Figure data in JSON
════════

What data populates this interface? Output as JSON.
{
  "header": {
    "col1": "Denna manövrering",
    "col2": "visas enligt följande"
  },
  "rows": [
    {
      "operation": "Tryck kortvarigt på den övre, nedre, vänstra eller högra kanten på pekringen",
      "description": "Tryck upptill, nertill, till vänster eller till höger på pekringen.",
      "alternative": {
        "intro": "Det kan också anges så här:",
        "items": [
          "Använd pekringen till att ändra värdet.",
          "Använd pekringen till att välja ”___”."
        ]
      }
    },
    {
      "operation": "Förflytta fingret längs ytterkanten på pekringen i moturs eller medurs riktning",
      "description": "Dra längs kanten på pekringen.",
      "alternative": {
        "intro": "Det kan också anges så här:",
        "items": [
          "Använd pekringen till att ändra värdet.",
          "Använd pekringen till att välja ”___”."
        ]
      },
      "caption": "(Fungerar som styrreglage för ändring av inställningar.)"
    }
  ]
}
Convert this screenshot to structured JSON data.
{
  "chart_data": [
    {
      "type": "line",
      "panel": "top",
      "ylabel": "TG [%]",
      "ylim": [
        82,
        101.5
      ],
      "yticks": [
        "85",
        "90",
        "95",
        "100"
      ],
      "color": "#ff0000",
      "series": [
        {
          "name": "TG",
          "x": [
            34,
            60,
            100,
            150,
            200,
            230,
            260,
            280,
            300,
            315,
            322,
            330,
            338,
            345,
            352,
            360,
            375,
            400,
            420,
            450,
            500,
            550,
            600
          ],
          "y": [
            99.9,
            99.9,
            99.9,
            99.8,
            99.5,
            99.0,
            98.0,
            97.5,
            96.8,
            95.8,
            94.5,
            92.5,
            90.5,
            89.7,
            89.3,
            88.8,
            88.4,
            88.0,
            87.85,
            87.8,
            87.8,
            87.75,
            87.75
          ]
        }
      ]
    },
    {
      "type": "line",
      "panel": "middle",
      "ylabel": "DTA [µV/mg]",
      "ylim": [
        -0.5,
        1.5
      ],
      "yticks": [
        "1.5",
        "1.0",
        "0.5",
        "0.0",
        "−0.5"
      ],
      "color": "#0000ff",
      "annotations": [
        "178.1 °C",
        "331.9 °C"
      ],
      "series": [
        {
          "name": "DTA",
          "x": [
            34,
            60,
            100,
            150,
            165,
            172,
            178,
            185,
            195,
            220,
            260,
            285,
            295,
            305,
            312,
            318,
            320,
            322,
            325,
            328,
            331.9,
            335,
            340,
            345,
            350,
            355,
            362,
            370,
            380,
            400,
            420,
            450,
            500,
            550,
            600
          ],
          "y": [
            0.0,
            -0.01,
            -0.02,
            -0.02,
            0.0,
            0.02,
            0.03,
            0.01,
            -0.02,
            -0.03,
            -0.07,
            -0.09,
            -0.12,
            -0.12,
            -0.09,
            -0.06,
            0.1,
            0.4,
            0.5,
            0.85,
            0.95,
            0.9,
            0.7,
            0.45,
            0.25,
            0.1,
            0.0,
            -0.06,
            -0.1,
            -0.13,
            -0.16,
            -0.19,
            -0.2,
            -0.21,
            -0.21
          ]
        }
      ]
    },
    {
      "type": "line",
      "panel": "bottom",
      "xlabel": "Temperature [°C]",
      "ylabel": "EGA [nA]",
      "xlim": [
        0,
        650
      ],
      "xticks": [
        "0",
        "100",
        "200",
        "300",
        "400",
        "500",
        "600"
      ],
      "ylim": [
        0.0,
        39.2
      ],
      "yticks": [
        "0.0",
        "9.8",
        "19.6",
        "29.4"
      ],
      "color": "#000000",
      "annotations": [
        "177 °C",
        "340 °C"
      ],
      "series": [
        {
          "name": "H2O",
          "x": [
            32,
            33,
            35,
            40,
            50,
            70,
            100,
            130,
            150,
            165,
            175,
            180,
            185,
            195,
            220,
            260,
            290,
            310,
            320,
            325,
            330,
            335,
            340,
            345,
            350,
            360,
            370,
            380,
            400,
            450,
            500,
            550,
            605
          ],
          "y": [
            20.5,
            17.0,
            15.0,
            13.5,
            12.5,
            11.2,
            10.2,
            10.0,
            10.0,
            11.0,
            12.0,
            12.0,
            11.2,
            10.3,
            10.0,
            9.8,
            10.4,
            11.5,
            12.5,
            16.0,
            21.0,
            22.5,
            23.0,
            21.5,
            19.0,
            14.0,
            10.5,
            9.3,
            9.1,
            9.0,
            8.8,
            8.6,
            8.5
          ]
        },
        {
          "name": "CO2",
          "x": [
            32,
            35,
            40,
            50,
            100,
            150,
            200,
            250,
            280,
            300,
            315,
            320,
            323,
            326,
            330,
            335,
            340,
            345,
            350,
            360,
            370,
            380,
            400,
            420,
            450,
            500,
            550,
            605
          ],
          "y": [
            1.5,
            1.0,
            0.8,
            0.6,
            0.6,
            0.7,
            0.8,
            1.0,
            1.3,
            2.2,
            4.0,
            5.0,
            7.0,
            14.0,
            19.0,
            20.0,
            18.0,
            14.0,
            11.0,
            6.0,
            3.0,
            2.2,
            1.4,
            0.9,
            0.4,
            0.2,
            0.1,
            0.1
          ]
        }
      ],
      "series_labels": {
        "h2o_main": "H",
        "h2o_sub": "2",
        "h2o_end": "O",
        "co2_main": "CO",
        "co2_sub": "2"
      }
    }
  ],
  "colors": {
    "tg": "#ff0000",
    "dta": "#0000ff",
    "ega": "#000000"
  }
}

════════

In the records above, locate the lines holding the word "panel". Copy each of them.

      "panel": "top",
      "panel": "middle",
      "panel": "bottom",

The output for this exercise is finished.